§ TASK TO COMPLETE: List all lines of the data containing the word "oraz".

§ DATASET EXTRACT:

• • • • • • •

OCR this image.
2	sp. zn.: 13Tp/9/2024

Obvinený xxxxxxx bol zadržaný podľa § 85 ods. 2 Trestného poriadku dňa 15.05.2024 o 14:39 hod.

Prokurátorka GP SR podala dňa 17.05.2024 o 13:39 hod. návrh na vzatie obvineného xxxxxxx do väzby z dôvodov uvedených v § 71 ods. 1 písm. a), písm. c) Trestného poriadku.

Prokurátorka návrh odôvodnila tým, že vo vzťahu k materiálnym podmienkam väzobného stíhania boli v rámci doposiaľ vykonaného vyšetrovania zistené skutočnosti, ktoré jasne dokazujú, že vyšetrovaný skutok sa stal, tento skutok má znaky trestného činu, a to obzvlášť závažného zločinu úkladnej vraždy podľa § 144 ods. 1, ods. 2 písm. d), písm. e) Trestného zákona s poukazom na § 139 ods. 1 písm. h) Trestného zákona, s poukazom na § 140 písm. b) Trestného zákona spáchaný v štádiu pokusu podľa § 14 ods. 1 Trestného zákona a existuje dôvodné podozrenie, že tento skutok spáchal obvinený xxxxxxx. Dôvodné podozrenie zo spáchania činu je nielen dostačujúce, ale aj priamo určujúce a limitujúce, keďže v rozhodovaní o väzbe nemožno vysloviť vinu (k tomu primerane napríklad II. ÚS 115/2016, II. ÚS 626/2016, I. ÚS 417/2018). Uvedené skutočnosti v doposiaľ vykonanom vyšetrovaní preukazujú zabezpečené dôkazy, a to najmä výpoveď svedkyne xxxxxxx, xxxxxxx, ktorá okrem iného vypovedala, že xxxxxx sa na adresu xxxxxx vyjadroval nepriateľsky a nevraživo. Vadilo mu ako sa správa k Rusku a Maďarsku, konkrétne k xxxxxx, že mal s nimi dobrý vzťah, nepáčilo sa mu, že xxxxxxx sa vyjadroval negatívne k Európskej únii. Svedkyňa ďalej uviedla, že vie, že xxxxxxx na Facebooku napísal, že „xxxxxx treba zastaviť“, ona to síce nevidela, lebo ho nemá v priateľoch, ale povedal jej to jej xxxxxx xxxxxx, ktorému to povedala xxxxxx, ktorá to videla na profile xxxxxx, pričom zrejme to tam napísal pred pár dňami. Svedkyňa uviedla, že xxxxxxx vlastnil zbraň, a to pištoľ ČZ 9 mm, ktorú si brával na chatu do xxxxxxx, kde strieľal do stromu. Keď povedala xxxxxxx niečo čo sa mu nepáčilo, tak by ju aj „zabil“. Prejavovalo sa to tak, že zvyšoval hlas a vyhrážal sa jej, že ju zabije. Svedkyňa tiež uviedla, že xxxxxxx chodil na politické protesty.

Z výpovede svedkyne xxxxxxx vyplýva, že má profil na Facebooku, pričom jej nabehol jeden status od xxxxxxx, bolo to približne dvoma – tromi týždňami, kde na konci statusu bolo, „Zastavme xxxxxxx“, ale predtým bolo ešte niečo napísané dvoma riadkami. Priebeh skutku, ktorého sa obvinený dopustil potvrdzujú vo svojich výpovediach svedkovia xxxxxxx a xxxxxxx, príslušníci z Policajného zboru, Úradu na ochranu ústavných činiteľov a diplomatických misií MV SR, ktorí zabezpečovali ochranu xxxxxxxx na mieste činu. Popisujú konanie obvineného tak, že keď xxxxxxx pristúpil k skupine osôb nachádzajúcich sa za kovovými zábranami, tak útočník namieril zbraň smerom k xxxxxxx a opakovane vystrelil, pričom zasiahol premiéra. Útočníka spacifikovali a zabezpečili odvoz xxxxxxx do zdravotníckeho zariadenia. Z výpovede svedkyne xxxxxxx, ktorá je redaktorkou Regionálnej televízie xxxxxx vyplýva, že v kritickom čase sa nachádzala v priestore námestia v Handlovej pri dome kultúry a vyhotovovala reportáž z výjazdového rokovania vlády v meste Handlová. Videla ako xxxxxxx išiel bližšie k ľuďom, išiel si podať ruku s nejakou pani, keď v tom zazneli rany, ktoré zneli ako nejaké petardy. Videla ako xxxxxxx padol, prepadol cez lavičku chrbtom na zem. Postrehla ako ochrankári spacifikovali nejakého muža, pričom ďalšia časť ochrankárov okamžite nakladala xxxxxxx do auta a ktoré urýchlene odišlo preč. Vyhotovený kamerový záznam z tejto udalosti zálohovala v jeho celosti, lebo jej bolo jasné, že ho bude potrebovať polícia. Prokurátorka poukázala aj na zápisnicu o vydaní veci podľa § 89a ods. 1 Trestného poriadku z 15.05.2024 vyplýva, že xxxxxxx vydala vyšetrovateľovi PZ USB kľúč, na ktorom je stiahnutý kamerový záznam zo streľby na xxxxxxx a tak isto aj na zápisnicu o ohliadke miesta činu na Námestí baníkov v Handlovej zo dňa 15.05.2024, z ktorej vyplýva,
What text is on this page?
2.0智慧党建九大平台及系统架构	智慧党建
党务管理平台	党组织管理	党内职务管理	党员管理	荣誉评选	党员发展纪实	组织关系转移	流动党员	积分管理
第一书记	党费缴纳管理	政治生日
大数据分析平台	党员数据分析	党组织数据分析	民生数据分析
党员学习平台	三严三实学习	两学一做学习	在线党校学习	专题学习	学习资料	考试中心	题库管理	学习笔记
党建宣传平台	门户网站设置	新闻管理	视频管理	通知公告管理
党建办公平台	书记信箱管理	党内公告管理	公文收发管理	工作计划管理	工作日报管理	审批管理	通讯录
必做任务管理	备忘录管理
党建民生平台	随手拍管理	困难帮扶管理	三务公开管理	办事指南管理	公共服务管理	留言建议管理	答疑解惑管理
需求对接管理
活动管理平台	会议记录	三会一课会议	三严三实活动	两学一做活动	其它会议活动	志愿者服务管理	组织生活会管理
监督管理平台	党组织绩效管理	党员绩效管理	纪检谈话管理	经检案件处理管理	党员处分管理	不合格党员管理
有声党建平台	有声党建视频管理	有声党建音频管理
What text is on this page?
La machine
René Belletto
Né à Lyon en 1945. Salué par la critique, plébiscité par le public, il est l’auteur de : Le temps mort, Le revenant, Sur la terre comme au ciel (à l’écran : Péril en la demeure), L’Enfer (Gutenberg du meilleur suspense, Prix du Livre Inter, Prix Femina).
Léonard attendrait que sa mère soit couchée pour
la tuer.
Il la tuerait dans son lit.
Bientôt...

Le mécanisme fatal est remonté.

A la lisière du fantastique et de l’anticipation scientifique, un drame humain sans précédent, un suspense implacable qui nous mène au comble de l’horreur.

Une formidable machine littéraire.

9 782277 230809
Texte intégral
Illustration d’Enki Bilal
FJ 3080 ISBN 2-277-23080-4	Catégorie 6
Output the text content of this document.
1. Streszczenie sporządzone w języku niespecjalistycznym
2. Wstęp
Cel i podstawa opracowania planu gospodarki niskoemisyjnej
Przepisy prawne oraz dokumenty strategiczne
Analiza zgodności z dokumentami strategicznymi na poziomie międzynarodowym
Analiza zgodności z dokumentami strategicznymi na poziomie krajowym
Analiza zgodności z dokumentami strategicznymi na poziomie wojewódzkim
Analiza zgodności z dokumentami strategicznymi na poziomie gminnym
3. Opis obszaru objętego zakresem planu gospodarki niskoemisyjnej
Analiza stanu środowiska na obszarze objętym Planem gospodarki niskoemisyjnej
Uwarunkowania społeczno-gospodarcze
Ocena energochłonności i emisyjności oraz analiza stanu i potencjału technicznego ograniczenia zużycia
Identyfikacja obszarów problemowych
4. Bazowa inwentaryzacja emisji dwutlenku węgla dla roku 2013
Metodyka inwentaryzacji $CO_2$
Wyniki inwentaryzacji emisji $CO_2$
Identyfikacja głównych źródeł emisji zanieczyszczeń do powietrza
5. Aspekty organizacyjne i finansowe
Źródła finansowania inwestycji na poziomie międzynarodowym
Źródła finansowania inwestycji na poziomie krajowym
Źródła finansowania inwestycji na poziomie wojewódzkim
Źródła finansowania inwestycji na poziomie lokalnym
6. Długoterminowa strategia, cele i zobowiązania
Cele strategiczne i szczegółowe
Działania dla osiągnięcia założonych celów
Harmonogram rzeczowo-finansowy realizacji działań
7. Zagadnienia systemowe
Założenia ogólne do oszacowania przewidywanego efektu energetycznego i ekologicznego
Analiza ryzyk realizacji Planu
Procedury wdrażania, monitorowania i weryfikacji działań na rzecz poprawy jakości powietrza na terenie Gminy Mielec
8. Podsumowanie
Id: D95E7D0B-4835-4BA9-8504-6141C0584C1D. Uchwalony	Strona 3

• • • • • • •

§ SOLUTION BELOW:
Przepisy prawne oraz dokumenty strategiczne
Ocena energochłonności i emisyjności oraz analiza stanu i potencjału technicznego ograniczenia zużycia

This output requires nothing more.